[Records from a collection]
☆ ☆ ☆ ☆

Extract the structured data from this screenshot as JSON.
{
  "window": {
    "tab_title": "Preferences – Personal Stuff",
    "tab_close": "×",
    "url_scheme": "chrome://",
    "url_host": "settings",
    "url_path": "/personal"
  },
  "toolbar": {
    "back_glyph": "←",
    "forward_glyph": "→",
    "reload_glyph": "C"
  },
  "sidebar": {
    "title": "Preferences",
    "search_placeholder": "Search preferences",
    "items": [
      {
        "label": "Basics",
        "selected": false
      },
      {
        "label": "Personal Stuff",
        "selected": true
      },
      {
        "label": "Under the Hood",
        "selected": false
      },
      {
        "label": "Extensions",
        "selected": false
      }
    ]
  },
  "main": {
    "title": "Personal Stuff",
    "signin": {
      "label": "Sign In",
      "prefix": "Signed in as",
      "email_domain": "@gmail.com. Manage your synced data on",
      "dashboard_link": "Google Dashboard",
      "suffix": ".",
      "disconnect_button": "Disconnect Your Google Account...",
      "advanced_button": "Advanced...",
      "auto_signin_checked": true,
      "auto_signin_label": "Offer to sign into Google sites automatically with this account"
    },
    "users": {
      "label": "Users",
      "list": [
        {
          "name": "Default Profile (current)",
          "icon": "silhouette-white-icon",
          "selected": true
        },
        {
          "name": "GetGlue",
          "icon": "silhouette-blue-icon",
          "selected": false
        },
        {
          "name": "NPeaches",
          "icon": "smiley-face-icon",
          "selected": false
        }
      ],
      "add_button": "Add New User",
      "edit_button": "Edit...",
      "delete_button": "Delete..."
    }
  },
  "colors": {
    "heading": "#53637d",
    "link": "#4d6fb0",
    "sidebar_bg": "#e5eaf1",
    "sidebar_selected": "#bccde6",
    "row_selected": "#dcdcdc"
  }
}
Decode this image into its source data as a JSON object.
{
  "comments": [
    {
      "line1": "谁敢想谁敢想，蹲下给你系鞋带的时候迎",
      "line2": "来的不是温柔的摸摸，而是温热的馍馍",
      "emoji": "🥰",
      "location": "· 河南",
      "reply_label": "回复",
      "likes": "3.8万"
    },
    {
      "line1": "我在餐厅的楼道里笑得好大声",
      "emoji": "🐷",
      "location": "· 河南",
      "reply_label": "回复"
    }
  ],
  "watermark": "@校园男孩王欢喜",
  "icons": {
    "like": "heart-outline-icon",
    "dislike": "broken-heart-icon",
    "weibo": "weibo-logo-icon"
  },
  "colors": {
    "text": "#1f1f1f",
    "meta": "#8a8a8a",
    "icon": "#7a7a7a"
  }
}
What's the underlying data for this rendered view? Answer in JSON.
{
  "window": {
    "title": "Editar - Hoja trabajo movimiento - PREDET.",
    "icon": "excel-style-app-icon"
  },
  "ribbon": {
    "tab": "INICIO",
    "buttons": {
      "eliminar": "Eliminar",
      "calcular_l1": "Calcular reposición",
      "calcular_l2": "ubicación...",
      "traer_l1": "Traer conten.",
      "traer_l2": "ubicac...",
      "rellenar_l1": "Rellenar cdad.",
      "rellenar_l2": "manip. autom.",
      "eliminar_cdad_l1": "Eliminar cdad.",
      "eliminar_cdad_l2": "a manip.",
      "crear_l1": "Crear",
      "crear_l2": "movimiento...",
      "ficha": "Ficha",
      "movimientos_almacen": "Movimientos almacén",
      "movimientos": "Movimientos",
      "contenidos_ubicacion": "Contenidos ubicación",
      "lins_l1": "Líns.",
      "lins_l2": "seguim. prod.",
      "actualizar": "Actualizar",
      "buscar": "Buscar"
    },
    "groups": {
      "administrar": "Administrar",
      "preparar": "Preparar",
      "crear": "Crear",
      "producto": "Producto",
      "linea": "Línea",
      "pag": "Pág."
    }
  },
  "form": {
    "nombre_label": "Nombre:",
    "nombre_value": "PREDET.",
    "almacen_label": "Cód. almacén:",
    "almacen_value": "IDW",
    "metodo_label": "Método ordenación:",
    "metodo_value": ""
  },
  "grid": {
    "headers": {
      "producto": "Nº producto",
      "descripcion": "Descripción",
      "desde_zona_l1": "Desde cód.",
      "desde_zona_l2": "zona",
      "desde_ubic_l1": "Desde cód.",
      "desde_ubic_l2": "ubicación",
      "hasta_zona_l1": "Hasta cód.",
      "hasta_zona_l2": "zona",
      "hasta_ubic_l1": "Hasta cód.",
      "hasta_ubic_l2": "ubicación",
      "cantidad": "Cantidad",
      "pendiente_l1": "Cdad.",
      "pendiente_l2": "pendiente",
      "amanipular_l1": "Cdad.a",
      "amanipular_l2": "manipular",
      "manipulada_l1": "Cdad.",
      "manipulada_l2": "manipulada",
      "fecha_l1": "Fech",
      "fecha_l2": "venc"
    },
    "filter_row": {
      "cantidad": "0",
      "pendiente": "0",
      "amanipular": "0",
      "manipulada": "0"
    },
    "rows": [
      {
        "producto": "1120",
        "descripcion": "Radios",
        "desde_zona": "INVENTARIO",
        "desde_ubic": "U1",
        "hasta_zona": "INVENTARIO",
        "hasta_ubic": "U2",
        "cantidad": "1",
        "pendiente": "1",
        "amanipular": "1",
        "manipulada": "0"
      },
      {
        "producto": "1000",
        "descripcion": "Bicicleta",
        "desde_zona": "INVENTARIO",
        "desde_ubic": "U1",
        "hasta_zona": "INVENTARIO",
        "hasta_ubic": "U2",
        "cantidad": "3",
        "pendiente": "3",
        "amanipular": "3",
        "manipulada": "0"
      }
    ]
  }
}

☆ ☆ ☆ ☆

[WORK TO BE COMPLETED] Give back the whole listing exactly as it reads.

[RESPONSE BELOW]
Extract the structured data from this screenshot as JSON.
{
  "window": {
    "tab_title": "Preferences – Personal Stuff",
    "tab_close": "×",
    "url_scheme": "chrome://",
    "url_host": "settings",
    "url_path": "/personal"
  },
  "toolbar": {
    "back_glyph": "←",
    "forward_glyph": "→",
    "reload_glyph": "C"
  },
  "sidebar": {
    "title": "Preferences",
    "search_placeholder": "Search preferences",
    "items": [
      {
        "label": "Basics",
        "selected": false
      },
      {
        "label": "Personal Stuff",
        "selected": true
      },
      {
        "label": "Under the Hood",
        "selected": false
      },
      {
        "label": "Extensions",
        "selected": false
      }
    ]
  },
  "main": {
    "title": "Personal Stuff",
    "signin": {
      "label": "Sign In",
      "prefix": "Signed in as",
      "email_domain": "@gmail.com. Manage your synced data on",
      "dashboard_link": "Google Dashboard",
      "suffix": ".",
      "disconnect_button": "Disconnect Your Google Account...",
      "advanced_button": "Advanced...",
      "auto_signin_checked": true,
      "auto_signin_label": "Offer to sign into Google sites automatically with this account"
    },
    "users": {
      "label": "Users",
      "list": [
        {
          "name": "Default Profile (current)",
          "icon": "silhouette-white-icon",
          "selected": true
        },
        {
          "name": "GetGlue",
          "icon": "silhouette-blue-icon",
          "selected": false
        },
        {
          "name": "NPeaches",
          "icon": "smiley-face-icon",
          "selected": false
        }
      ],
      "add_button": "Add New User",
      "edit_button": "Edit...",
      "delete_button": "Delete..."
    }
  },
  "colors": {
    "heading": "#53637d",
    "link": "#4d6fb0",
    "sidebar_bg": "#e5eaf1",
    "sidebar_selected": "#bccde6",
    "row_selected": "#dcdcdc"
  }
}
Decode this image into its source data as a JSON object.
{
  "comments": [
    {
      "line1": "谁敢想谁敢想，蹲下给你系鞋带的时候迎",
      "line2": "来的不是温柔的摸摸，而是温热的馍馍",
      "emoji": "🥰",
      "location": "· 河南",
      "reply_label": "回复",
      "likes": "3.8万"
    },
    {
      "line1": "我在餐厅的楼道里笑得好大声",
      "emoji": "🐷",
      "location": "· 河南",
      "reply_label": "回复"
    }
  ],
  "watermark": "@校园男孩王欢喜",
  "icons": {
    "like": "heart-outline-icon",
    "dislike": "broken-heart-icon",
    "weibo": "weibo-logo-icon"
  },
  "colors": {
    "text": "#1f1f1f",
    "meta": "#8a8a8a",
    "icon": "#7a7a7a"
  }
}
What's the underlying data for this rendered view? Answer in JSON.
{
  "window": {
    "title": "Editar - Hoja trabajo movimiento - PREDET.",
    "icon": "excel-style-app-icon"
  },
  "ribbon": {
    "tab": "INICIO",
    "buttons": {
      "eliminar": "Eliminar",
      "calcular_l1": "Calcular reposición",
      "calcular_l2": "ubicación...",
      "traer_l1": "Traer conten.",
      "traer_l2": "ubicac...",
      "rellenar_l1": "Rellenar cdad.",
      "rellenar_l2": "manip. autom.",
      "eliminar_cdad_l1": "Eliminar cdad.",
      "eliminar_cdad_l2": "a manip.",
      "crear_l1": "Crear",
      "crear_l2": "movimiento...",
      "ficha": "Ficha",
      "movimientos_almacen": "Movimientos almacén",
      "movimientos": "Movimientos",
      "contenidos_ubicacion": "Contenidos ubicación",
      "lins_l1": "Líns.",
      "lins_l2": "seguim. prod.",
      "actualizar": "Actualizar",
      "buscar": "Buscar"
    },
    "groups": {
      "administrar": "Administrar",
      "preparar": "Preparar",
      "crear": "Crear",
      "producto": "Producto",
      "linea": "Línea",
      "pag": "Pág."
    }
  },
  "form": {
    "nombre_label": "Nombre:",
    "nombre_value": "PREDET.",
    "almacen_label": "Cód. almacén:",
    "almacen_value": "IDW",
    "metodo_label": "Método ordenación:",
    "metodo_value": ""
  },
  "grid": {
    "headers": {
      "producto": "Nº producto",
      "descripcion": "Descripción",
      "desde_zona_l1": "Desde cód.",
      "desde_zona_l2": "zona",
      "desde_ubic_l1": "Desde cód.",
      "desde_ubic_l2": "ubicación",
      "hasta_zona_l1": "Hasta cód.",
      "hasta_zona_l2": "zona",
      "hasta_ubic_l1": "Hasta cód.",
      "hasta_ubic_l2": "ubicación",
      "cantidad": "Cantidad",
      "pendiente_l1": "Cdad.",
      "pendiente_l2": "pendiente",
      "amanipular_l1": "Cdad.a",
      "amanipular_l2": "manipular",
      "manipulada_l1": "Cdad.",
      "manipulada_l2": "manipulada",
      "fecha_l1": "Fech",
      "fecha_l2": "venc"
    },
    "filter_row": {
      "cantidad": "0",
      "pendiente": "0",
      "amanipular": "0",
      "manipulada": "0"
    },
    "rows": [
      {
        "producto": "1120",
        "descripcion": "Radios",
        "desde_zona": "INVENTARIO",
        "desde_ubic": "U1",
        "hasta_zona": "INVENTARIO",
        "hasta_ubic": "U2",
        "cantidad": "1",
        "pendiente": "1",
        "amanipular": "1",
        "manipulada": "0"
      },
      {
        "producto": "1000",
        "descripcion": "Bicicleta",
        "desde_zona": "INVENTARIO",
        "desde_ubic": "U1",
        "hasta_zona": "INVENTARIO",
        "hasta_ubic": "U2",
        "cantidad": "3",
        "pendiente": "3",
        "amanipular": "3",
        "manipulada": "0"
      }
    ]
  }
}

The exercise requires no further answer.